◆ **Brief**
Each line should be copied exactly.
* Start Exercise input *
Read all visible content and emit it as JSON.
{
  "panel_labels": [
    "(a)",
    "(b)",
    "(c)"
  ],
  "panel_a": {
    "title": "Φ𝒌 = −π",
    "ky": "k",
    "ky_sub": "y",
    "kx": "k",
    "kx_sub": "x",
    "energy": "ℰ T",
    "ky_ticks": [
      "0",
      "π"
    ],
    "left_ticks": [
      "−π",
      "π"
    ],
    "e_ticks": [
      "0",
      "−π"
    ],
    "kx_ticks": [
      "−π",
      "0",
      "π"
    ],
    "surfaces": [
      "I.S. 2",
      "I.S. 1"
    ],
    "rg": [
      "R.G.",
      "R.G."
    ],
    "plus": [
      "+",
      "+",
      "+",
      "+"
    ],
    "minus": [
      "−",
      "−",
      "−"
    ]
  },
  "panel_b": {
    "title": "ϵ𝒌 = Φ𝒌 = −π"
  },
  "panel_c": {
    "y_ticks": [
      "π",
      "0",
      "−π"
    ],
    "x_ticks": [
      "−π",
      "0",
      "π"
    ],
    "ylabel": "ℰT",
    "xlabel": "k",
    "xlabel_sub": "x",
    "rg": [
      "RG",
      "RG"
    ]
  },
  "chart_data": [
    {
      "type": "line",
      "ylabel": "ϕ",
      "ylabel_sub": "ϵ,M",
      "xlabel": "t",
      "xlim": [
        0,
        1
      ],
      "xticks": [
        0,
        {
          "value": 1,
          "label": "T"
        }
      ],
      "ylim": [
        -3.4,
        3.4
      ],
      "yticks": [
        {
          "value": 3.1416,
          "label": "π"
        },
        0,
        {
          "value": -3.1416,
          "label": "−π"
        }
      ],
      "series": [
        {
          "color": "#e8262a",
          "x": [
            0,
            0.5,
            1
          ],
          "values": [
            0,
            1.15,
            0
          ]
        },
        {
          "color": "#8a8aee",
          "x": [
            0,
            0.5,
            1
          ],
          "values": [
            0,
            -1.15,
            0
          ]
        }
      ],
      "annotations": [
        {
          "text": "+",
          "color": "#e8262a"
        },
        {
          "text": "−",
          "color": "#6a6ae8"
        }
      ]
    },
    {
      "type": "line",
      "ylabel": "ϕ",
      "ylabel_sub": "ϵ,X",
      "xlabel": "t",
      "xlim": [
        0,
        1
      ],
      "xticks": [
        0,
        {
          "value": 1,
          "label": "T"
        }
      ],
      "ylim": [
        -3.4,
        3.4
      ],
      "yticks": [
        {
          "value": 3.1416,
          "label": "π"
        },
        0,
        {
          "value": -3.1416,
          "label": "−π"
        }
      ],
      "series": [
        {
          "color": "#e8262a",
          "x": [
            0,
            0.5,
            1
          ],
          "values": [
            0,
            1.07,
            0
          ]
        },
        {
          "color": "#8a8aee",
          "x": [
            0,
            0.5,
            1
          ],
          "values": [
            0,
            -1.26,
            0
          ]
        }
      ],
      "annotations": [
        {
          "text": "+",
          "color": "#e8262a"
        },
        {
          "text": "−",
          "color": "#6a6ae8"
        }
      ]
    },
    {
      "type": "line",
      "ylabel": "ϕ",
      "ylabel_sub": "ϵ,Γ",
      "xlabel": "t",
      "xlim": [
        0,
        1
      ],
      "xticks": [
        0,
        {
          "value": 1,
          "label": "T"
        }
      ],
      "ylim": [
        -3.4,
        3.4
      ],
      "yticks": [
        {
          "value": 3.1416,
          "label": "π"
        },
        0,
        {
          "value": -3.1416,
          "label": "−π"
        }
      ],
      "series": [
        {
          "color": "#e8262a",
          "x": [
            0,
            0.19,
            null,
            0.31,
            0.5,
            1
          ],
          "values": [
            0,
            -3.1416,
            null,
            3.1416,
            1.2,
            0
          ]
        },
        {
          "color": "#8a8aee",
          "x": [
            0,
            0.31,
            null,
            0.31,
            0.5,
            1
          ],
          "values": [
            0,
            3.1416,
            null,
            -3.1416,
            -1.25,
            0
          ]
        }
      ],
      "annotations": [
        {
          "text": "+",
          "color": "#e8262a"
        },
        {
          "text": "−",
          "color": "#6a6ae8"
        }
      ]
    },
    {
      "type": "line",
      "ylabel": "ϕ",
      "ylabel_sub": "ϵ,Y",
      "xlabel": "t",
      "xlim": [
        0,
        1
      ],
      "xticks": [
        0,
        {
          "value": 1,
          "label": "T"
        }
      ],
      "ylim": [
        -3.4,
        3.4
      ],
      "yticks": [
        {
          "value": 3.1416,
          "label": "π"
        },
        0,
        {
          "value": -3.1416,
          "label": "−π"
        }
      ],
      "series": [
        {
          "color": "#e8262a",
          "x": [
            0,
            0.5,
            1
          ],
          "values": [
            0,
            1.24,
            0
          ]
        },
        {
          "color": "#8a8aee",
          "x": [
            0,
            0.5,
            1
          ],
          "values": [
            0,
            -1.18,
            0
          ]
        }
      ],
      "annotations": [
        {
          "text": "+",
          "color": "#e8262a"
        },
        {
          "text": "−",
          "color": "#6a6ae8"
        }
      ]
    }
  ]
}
* End Exercise input *
◆ **Complete answer**
Read all visible content and emit it as JSON.
{
  "panel_labels": [
    "(a)",
    "(b)",
    "(c)"
  ],
  "panel_a": {
    "title": "Φ𝒌 = −π",
    "ky": "k",
    "ky_sub": "y",
    "kx": "k",
    "kx_sub": "x",
    "energy": "ℰ T",
    "ky_ticks": [
      "0",
      "π"
    ],
    "left_ticks": [
      "−π",
      "π"
    ],
    "e_ticks": [
      "0",
      "−π"
    ],
    "kx_ticks": [
      "−π",
      "0",
      "π"
    ],
    "surfaces": [
      "I.S. 2",
      "I.S. 1"
    ],
    "rg": [
      "R.G.",
      "R.G."
    ],
    "plus": [
      "+",
      "+",
      "+",
      "+"
    ],
    "minus": [
      "−",
      "−",
      "−"
    ]
  },
  "panel_b": {
    "title": "ϵ𝒌 = Φ𝒌 = −π"
  },
  "panel_c": {
    "y_ticks": [
      "π",
      "0",
      "−π"
    ],
    "x_ticks": [
      "−π",
      "0",
      "π"
    ],
    "ylabel": "ℰT",
    "xlabel": "k",
    "xlabel_sub": "x",
    "rg": [
      "RG",
      "RG"
    ]
  },
  "chart_data": [
    {
      "type": "line",
      "ylabel": "ϕ",
      "ylabel_sub": "ϵ,M",
      "xlabel": "t",
      "xlim": [
        0,
        1
      ],
      "xticks": [
        0,
        {
          "value": 1,
          "label": "T"
        }
      ],
      "ylim": [
        -3.4,
        3.4
      ],
      "yticks": [
        {
          "value": 3.1416,
          "label": "π"
        },
        0,
        {
          "value": -3.1416,
          "label": "−π"
        }
      ],
      "series": [
        {
          "color": "#e8262a",
          "x": [
            0,
            0.5,
            1
          ],
          "values": [
            0,
            1.15,
            0
          ]
        },
        {
          "color": "#8a8aee",
          "x": [
            0,
            0.5,
            1
          ],
          "values": [
            0,
            -1.15,
            0
          ]
        }
      ],
      "annotations": [
        {
          "text": "+",
          "color": "#e8262a"
        },
        {
          "text": "−",
          "color": "#6a6ae8"
        }
      ]
    },
    {
      "type": "line",
      "ylabel": "ϕ",
      "ylabel_sub": "ϵ,X",
      "xlabel": "t",
      "xlim": [
        0,
        1
      ],
      "xticks": [
        0,
        {
          "value": 1,
          "label": "T"
        }
      ],
      "ylim": [
        -3.4,
        3.4
      ],
      "yticks": [
        {
          "value": 3.1416,
          "label": "π"
        },
        0,
        {
          "value": -3.1416,
          "label": "−π"
        }
      ],
      "series": [
        {
          "color": "#e8262a",
          "x": [
            0,
            0.5,
            1
          ],
          "values": [
            0,
            1.07,
            0
          ]
        },
        {
          "color": "#8a8aee",
          "x": [
            0,
            0.5,
            1
          ],
          "values": [
            0,
            -1.26,
            0
          ]
        }
      ],
      "annotations": [
        {
          "text": "+",
          "color": "#e8262a"
        },
        {
          "text": "−",
          "color": "#6a6ae8"
        }
      ]
    },
    {
      "type": "line",
      "ylabel": "ϕ",
      "ylabel_sub": "ϵ,Γ",
      "xlabel": "t",
      "xlim": [
        0,
        1
      ],
      "xticks": [
        0,
        {
          "value": 1,
          "label": "T"
        }
      ],
      "ylim": [
        -3.4,
        3.4
      ],
      "yticks": [
        {
          "value": 3.1416,
          "label": "π"
        },
        0,
        {
          "value": -3.1416,
          "label": "−π"
        }
      ],
      "series": [
        {
          "color": "#e8262a",
          "x": [
            0,
            0.19,
            null,
            0.31,
            0.5,
            1
          ],
          "values": [
            0,
            -3.1416,
            null,
            3.1416,
            1.2,
            0
          ]
        },
        {
          "color": "#8a8aee",
          "x": [
            0,
            0.31,
            null,
            0.31,
            0.5,
            1
          ],
          "values": [
            0,
            3.1416,
            null,
            -3.1416,
            -1.25,
            0
          ]
        }
      ],
      "annotations": [
        {
          "text": "+",
          "color": "#e8262a"
        },
        {
          "text": "−",
          "color": "#6a6ae8"
        }
      ]
    },
    {
      "type": "line",
      "ylabel": "ϕ",
      "ylabel_sub": "ϵ,Y",
      "xlabel": "t",
      "xlim": [
        0,
        1
      ],
      "xticks": [
        0,
        {
          "value": 1,
          "label": "T"
        }
      ],
      "ylim": [
        -3.4,
        3.4
      ],
      "yticks": [
        {
          "value": 3.1416,
          "label": "π"
        },
        0,
        {
          "value": -3.1416,
          "label": "−π"
        }
      ],
      "series": [
        {
          "color": "#e8262a",
          "x": [
            0,
            0.5,
            1
          ],
          "values": [
            0,
            1.24,
            0
          ]
        },
        {
          "color": "#8a8aee",
          "x": [
            0,
            0.5,
            1
          ],
          "values": [
            0,
            -1.18,
            0
          ]
        }
      ],
      "annotations": [
        {
          "text": "+",
          "color": "#e8262a"
        },
        {
          "text": "−",
          "color": "#6a6ae8"
        }
      ]
    }
  ]
}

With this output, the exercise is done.